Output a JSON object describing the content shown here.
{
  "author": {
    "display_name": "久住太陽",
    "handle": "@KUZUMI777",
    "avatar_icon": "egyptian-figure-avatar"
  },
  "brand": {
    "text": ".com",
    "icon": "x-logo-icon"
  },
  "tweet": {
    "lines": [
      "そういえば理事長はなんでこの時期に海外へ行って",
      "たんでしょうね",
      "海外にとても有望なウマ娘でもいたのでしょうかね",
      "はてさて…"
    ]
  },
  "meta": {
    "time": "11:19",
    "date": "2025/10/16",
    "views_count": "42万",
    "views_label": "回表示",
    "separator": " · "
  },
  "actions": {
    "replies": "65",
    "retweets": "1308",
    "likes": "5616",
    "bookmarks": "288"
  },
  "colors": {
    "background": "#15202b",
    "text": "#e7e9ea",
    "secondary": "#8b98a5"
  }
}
┄┄┄┄┄┄
» **Job**:
Type out the material again exactly as presented.

» **Correct output**:
Output a JSON object describing the content shown here.
{
  "author": {
    "display_name": "久住太陽",
    "handle": "@KUZUMI777",
    "avatar_icon": "egyptian-figure-avatar"
  },
  "brand": {
    "text": ".com",
    "icon": "x-logo-icon"
  },
  "tweet": {
    "lines": [
      "そういえば理事長はなんでこの時期に海外へ行って",
      "たんでしょうね",
      "海外にとても有望なウマ娘でもいたのでしょうかね",
      "はてさて…"
    ]
  },
  "meta": {
    "time": "11:19",
    "date": "2025/10/16",
    "views_count": "42万",
    "views_label": "回表示",
    "separator": " · "
  },
  "actions": {
    "replies": "65",
    "retweets": "1308",
    "likes": "5616",
    "bookmarks": "288"
  },
  "colors": {
    "background": "#15202b",
    "text": "#e7e9ea",
    "secondary": "#8b98a5"
  }
}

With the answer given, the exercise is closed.